▶ TEXTAUSZUG:
Zum anderen sehen wir ja auch die äußerst komplexe politische Lage im Nahen Osten da reflektiert. Das heißt, wir haben Spieler wie Ägypten zum Beispiel oder wie Saudi-Arabien. Wir haben die Golfstaaten, die sich ja in den letzten Jahren immer mehr an Israel angenähert haben und die jetzt selber eine ganz, ganz, ganz feine Linie betreten müssen. Also sie dürfen sozusagen nicht zu sehr pro Israel sein für die eigene Bevölkerung, weil die eigene Bevölkerung ist potenziell immer eher pro Palästina.
Und dann gibt es – und das darf man jetzt bei dem Thema Social Media nicht unterschätzen – es gibt eine riesige palästinensische Diaspora und die gibt es schon seit Jahrzehnten. Das sind dann zum Beispiel Palästinenserinnen und Palästinenser, die vielleicht als Flüchtlinge schon in den 80er Jahren, in den 70er Jahren, wann auch immer nach Deutschland oder nach Frankreich kamen und die natürlich auch ihre eigene Sicht darauf haben. Für so einen Chor von ganz vielen Stimmen ist Social Media eigentlich gemacht, würde ich sagen.
Aber jetzt kommt das Caveat in diesem Spielchen: Das bedeutet natürlich nicht, dass diese Sozialen Medien diese Diversität der Stimmen auch ordentlich divers abbilden. Das heißt also, innerhalb dieses diffusen Chors von Stimmen wird dann in den allermeisten Fällen das Polarisierendste, das Lauteste hoch geschwemmt und uns ausgespielt.
MEDIEN360G: Verfolgen die dieselbe Agenda oder unterschiedliche Interessen? Und was ist diese Agenda, die sie verfolgen?

▶ AUFGABE 1: Schreiben Sie aus dem Textauszug den Abschnitt zwischen „Und dann gibt“ und „und uns ausgespielt.“ einschließlich wortgetreu ab.
▶ AUFGABE 2: Geben Sie aus den Reihen unverändert die Zeilen zwischen der Zeile mit „header-no: 序号 — [1196, 246, 1268, 375]“ und der Zeile mit „row-unit: 天津市滨海新区塘沽泵站管理所 —“ wieder, beide eingeschlossen.

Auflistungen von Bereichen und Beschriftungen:
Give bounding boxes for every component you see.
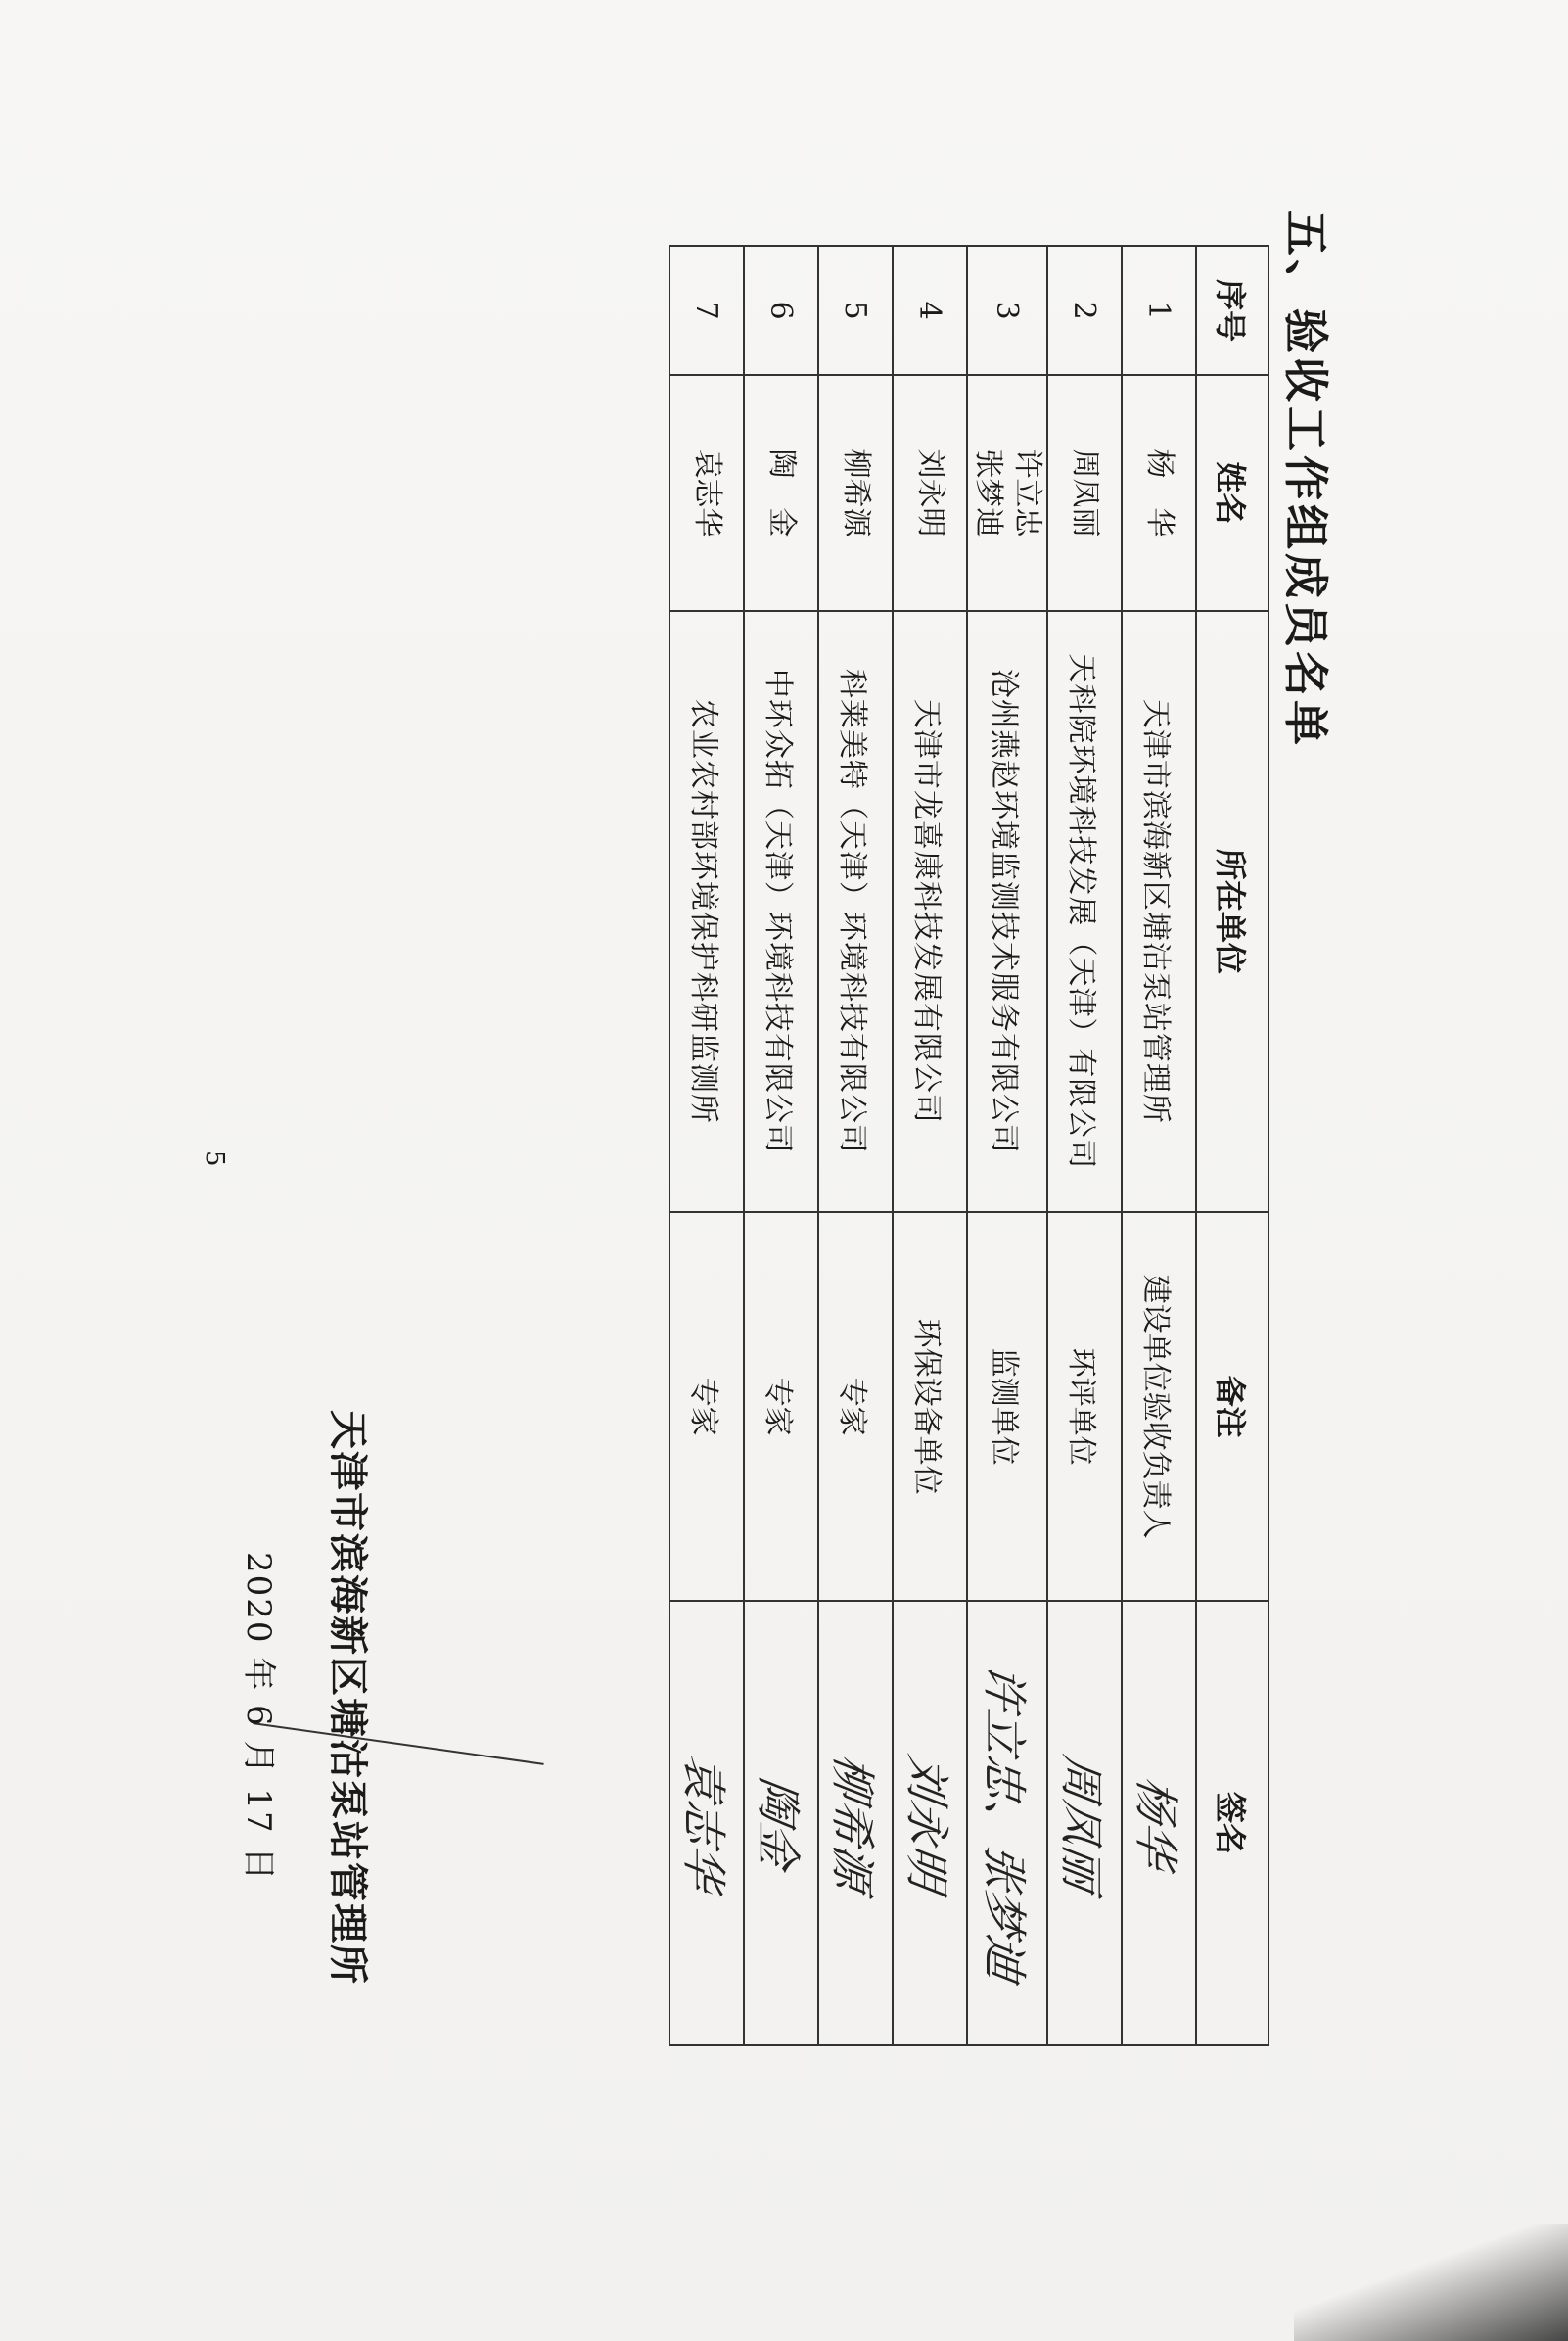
header-no: 序号 — [1196, 246, 1268, 375]
row-unit: 科莱美特（天津）环境科技有限公司 — [818, 611, 893, 1213]
row-no: 3 — [967, 246, 1047, 375]
row-name — [744, 375, 818, 610]
row-name — [1047, 375, 1122, 610]
row-note: 专家 — [744, 1212, 818, 1601]
row-name — [669, 375, 744, 610]
table-row — [1122, 246, 1196, 2045]
page-number: 5 — [200, 1150, 229, 1167]
table-header-row — [1196, 246, 1268, 2045]
row-unit: 农业农村部环境保护科研监测所 — [669, 611, 744, 1213]
member-name: 张梦迪 — [971, 448, 1005, 538]
table-row — [1047, 246, 1122, 2045]
table-row — [893, 246, 967, 2045]
row-name — [818, 375, 893, 610]
member-table — [669, 245, 1269, 2046]
row-no: 7 — [669, 246, 744, 375]
row-name — [893, 375, 967, 610]
row-unit: 天津市龙喜康科技发展有限公司 — [893, 611, 967, 1213]
member-name: 杨 华 — [1142, 448, 1176, 538]
section-title: 五、验收工作组成员名单 — [1279, 211, 1332, 749]
member-name: 柳希源 — [839, 448, 873, 538]
row-signature: 杨华 — [1122, 1596, 1196, 2051]
row-note: 环评单位 — [1047, 1212, 1122, 1601]
header-unit: 所在单位 — [1196, 611, 1268, 1213]
row-unit: 天津市滨海新区塘沽泵站管理所 — [1122, 611, 1196, 1213]
row-signature: 周凤丽 — [1047, 1596, 1122, 2051]
row-no: 4 — [893, 246, 967, 375]
row-signature: 许立忠、张梦迪 — [967, 1595, 1047, 2050]
table-row — [669, 246, 744, 2045]
row-note: 监测单位 — [967, 1212, 1047, 1601]
member-name: 袁志华 — [690, 448, 724, 538]
header-name: 姓名 — [1196, 375, 1268, 610]
row-unit: 天科院环境科技发展（天津）有限公司 — [1047, 611, 1122, 1213]
row-name — [1122, 375, 1196, 610]
row-unit: 沧州燕赵环境监测技术服务有限公司 — [967, 611, 1047, 1213]
member-name: 刘永明 — [913, 448, 947, 538]
organization-name: 天津市滨海新区塘沽泵站管理所 — [325, 1410, 370, 1986]
scan-shadow — [1294, 2224, 1568, 2341]
header-sign: 签名 — [1196, 1601, 1268, 2045]
member-name: 陶 金 — [764, 448, 799, 538]
row-signature: 刘永明 — [893, 1596, 967, 2051]
row-no: 5 — [818, 246, 893, 375]
row-note: 环保设备单位 — [893, 1212, 967, 1601]
row-note: 专家 — [818, 1212, 893, 1601]
table-row — [967, 246, 1047, 2045]
row-no: 1 — [1122, 246, 1196, 375]
signature-stroke — [253, 1722, 543, 1765]
row-signature: 陶金 — [744, 1596, 818, 2051]
row-signature: 袁志华 — [669, 1596, 744, 2051]
member-name: 周凤丽 — [1068, 448, 1102, 538]
header-note: 备注 — [1196, 1212, 1268, 1601]
sign-date: 2020 年 6 月 17 日 — [239, 1552, 278, 1883]
row-no: 2 — [1047, 246, 1122, 375]
table-row — [744, 246, 818, 2045]
member-name: 许立忠 — [1010, 448, 1044, 538]
table-row — [818, 246, 893, 2045]
row-note: 建设单位验收负责人 — [1122, 1212, 1196, 1601]
row-unit: 中环众拓（天津）环境科技有限公司 — [744, 611, 818, 1213]
row-signature: 柳希源 — [818, 1596, 893, 2051]
row-note: 专家 — [669, 1212, 744, 1601]
row-no: 6 — [744, 246, 818, 375]
row-name — [967, 375, 1047, 610]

▶ ERWARTETE ANTWORT 1:
Und dann gibt es – und das darf man jetzt bei dem Thema Social Media nicht unterschätzen – es gibt eine riesige palästinensische Diaspora und die gibt es schon seit Jahrzehnten. Das sind dann zum Beispiel Palästinenserinnen und Palästinenser, die vielleicht als Flüchtlinge schon in den 80er Jahren, in den 70er Jahren, wann auch immer nach Deutschland oder nach Frankreich kamen und die natürlich auch ihre eigene Sicht darauf haben. Für so einen Chor von ganz vielen Stimmen ist Social Media eigentlich gemacht, würde ich sagen.
Aber jetzt kommt das Caveat in diesem Spielchen: Das bedeutet natürlich nicht, dass diese Sozialen Medien diese Diversität der Stimmen auch ordentlich divers abbilden. Das heißt also, innerhalb dieses diffusen Chors von Stimmen wird dann in den allermeisten Fällen das Polarisierendste, das Lauteste hoch geschwemmt und uns ausgespielt.

▶ ERWARTETE ANTWORT 2:
header-no: 序号 — [1196, 246, 1268, 375]
row-unit: 科莱美特（天津）环境科技有限公司 — [818, 611, 893, 1213]
row-no: 3 — [967, 246, 1047, 375]
row-name — [744, 375, 818, 610]
row-name — [1047, 375, 1122, 610]
row-note: 专家 — [744, 1212, 818, 1601]
row-name — [669, 375, 744, 610]
table-row — [1122, 246, 1196, 2045]
page-number: 5 — [200, 1150, 229, 1167]
table-header-row — [1196, 246, 1268, 2045]
row-unit: 农业农村部环境保护科研监测所 — [669, 611, 744, 1213]
member-name: 张梦迪 — [971, 448, 1005, 538]
table-row — [1047, 246, 1122, 2045]
table-row — [893, 246, 967, 2045]
row-name — [818, 375, 893, 610]
member-table — [669, 245, 1269, 2046]
row-no: 7 — [669, 246, 744, 375]
row-name — [893, 375, 967, 610]
row-unit: 天津市龙喜康科技发展有限公司 — [893, 611, 967, 1213]
member-name: 杨 华 — [1142, 448, 1176, 538]
section-title: 五、验收工作组成员名单 — [1279, 211, 1332, 749]
member-name: 柳希源 — [839, 448, 873, 538]
row-signature: 杨华 — [1122, 1596, 1196, 2051]
row-note: 环评单位 — [1047, 1212, 1122, 1601]
header-unit: 所在单位 — [1196, 611, 1268, 1213]
row-unit: 天津市滨海新区塘沽泵站管理所 — [1122, 611, 1196, 1213]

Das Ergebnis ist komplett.